Stated problem: Check every line below for the string "JSON", and copy the lines that contain it.

Data in this exercise:
□ □ □
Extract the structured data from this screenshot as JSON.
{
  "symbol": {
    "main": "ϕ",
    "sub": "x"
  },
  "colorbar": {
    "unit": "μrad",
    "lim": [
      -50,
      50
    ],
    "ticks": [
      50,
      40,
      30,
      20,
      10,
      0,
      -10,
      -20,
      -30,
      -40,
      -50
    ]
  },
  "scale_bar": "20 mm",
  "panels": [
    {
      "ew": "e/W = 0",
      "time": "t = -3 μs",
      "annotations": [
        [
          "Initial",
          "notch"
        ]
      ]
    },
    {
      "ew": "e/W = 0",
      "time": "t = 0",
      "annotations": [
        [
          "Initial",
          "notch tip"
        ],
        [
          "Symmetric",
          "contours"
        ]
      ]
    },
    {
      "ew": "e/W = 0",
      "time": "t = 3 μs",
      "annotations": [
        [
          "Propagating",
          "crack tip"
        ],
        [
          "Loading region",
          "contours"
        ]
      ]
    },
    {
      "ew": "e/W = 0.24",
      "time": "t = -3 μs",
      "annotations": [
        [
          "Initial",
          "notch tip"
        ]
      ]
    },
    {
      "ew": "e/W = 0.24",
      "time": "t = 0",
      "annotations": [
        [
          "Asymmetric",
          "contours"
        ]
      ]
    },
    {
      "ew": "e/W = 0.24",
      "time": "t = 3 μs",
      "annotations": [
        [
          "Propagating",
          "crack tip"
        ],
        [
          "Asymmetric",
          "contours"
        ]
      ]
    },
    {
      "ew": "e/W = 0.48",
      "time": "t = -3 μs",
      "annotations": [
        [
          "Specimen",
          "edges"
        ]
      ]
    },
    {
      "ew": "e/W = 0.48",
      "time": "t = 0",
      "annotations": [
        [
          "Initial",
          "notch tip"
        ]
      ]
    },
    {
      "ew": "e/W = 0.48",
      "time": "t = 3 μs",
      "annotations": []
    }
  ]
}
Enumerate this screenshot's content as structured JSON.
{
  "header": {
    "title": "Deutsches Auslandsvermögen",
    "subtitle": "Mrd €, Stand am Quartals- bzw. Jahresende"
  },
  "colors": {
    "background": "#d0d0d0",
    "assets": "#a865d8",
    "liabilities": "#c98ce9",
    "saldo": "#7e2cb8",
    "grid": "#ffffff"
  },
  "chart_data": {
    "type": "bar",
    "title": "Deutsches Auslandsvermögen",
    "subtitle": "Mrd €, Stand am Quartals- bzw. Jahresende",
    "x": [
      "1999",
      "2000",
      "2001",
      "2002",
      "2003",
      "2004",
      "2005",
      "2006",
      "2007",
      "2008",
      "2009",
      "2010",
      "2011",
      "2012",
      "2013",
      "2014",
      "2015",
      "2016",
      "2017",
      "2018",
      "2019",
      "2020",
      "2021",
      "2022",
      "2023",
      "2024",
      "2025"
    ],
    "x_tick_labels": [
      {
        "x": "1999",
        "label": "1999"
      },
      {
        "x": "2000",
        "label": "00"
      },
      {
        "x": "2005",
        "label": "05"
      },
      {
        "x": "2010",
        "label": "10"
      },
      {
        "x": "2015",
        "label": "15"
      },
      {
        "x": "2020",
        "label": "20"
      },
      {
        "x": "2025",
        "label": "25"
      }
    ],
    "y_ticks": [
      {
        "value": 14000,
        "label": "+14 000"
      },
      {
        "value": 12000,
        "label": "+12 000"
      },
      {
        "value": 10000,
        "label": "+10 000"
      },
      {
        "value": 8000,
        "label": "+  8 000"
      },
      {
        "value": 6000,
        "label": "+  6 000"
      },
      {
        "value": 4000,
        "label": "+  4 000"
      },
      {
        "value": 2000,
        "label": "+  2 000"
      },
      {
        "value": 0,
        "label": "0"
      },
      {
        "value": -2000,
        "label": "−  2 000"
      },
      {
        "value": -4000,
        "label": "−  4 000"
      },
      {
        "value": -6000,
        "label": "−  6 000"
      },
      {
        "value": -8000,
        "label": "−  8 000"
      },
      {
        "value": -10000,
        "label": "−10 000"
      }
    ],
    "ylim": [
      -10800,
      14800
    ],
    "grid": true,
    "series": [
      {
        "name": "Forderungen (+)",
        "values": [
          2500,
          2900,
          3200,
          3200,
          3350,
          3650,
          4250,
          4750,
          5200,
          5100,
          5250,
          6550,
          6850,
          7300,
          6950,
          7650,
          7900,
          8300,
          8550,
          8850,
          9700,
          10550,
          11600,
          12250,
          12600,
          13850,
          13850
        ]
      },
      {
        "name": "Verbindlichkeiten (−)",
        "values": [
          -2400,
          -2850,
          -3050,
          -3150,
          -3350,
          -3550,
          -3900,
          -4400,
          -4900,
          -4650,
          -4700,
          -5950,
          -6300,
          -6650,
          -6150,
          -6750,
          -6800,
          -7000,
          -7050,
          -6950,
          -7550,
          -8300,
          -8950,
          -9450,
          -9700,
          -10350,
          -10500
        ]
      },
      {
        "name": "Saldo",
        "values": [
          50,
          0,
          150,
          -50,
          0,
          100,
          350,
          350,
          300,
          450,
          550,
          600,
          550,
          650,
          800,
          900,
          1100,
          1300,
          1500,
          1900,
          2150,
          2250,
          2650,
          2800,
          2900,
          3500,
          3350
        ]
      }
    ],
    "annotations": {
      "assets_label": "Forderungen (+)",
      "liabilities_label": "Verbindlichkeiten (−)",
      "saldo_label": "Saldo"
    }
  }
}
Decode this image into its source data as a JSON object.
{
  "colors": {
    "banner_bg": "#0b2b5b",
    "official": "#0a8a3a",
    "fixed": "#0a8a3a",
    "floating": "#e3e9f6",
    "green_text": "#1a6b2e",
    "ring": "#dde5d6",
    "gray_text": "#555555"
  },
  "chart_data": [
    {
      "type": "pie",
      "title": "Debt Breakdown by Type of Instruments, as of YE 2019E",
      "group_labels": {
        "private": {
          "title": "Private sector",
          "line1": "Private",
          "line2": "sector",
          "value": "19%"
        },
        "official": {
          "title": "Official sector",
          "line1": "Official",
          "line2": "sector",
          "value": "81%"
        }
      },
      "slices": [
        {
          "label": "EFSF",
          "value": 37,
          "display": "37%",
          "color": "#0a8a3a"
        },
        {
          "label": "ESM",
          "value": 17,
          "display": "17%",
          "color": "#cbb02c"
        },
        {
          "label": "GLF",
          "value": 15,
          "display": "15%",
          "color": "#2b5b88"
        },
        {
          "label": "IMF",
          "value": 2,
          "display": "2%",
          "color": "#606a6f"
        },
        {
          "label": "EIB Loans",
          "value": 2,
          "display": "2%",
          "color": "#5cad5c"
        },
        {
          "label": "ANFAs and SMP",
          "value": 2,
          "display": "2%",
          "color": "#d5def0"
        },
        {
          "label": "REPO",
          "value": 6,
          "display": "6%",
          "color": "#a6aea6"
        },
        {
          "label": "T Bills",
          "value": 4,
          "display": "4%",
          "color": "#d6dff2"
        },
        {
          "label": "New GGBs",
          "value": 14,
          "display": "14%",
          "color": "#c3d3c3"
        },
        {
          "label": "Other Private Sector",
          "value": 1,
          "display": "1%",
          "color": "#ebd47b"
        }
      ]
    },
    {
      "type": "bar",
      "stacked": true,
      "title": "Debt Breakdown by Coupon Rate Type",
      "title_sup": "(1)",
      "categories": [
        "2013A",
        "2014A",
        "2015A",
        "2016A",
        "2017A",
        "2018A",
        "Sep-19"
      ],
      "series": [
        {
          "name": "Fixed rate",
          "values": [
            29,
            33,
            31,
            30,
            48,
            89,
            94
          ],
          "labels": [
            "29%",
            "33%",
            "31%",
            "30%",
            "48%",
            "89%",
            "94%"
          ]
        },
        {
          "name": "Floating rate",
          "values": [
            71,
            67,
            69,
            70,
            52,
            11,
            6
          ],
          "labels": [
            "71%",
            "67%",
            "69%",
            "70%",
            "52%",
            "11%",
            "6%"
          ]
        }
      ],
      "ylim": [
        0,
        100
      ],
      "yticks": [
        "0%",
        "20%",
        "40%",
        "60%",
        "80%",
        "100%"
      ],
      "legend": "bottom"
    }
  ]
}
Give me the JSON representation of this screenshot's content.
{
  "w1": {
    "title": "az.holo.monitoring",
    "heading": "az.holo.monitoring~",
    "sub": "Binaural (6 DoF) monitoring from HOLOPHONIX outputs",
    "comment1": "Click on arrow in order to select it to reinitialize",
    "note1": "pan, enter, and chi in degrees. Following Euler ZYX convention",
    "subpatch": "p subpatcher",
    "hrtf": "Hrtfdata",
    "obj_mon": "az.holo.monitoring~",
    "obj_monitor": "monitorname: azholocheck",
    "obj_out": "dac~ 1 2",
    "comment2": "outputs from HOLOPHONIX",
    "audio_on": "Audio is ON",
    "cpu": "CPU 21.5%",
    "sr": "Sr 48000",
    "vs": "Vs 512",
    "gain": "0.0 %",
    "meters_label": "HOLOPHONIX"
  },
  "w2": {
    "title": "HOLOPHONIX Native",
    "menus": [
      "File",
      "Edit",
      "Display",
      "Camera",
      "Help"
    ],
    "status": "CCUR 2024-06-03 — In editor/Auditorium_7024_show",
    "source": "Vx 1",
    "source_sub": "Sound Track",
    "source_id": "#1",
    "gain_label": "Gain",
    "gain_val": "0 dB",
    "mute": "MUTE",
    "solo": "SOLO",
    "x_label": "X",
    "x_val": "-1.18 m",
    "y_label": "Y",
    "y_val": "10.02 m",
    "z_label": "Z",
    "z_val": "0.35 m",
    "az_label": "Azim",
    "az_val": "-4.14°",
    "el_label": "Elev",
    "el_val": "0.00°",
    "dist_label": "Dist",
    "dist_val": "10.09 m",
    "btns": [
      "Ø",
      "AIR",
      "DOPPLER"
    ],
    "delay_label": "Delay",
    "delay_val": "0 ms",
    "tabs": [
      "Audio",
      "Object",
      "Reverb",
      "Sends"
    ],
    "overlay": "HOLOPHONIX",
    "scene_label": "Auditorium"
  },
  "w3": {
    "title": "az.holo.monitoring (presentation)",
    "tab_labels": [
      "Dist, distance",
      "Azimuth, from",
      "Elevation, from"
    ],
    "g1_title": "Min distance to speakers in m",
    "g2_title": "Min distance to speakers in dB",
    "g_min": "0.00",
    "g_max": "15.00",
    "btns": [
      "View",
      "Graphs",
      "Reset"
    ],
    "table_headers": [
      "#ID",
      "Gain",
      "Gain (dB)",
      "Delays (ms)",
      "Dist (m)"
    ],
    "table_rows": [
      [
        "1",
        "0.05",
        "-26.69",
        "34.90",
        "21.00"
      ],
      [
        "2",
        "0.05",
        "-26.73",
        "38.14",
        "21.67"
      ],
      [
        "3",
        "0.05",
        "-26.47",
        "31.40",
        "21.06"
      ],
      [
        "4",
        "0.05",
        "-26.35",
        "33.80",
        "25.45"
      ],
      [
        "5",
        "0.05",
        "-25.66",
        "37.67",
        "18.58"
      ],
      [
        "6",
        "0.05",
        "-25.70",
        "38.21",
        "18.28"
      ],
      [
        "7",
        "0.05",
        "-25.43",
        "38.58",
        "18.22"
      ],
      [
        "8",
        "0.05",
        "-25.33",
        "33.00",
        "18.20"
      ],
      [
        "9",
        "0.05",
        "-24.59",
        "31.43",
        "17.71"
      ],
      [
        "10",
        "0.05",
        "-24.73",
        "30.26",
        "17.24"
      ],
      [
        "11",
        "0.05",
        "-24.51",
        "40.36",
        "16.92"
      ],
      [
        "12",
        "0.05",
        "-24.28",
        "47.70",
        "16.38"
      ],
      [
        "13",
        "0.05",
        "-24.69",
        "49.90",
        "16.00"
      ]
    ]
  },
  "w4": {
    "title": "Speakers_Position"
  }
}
□ □ □
Output:
Extract the structured data from this screenshot as JSON.
Enumerate this screenshot's content as structured JSON.
Decode this image into its source data as a JSON object.
Give me the JSON representation of this screenshot's content.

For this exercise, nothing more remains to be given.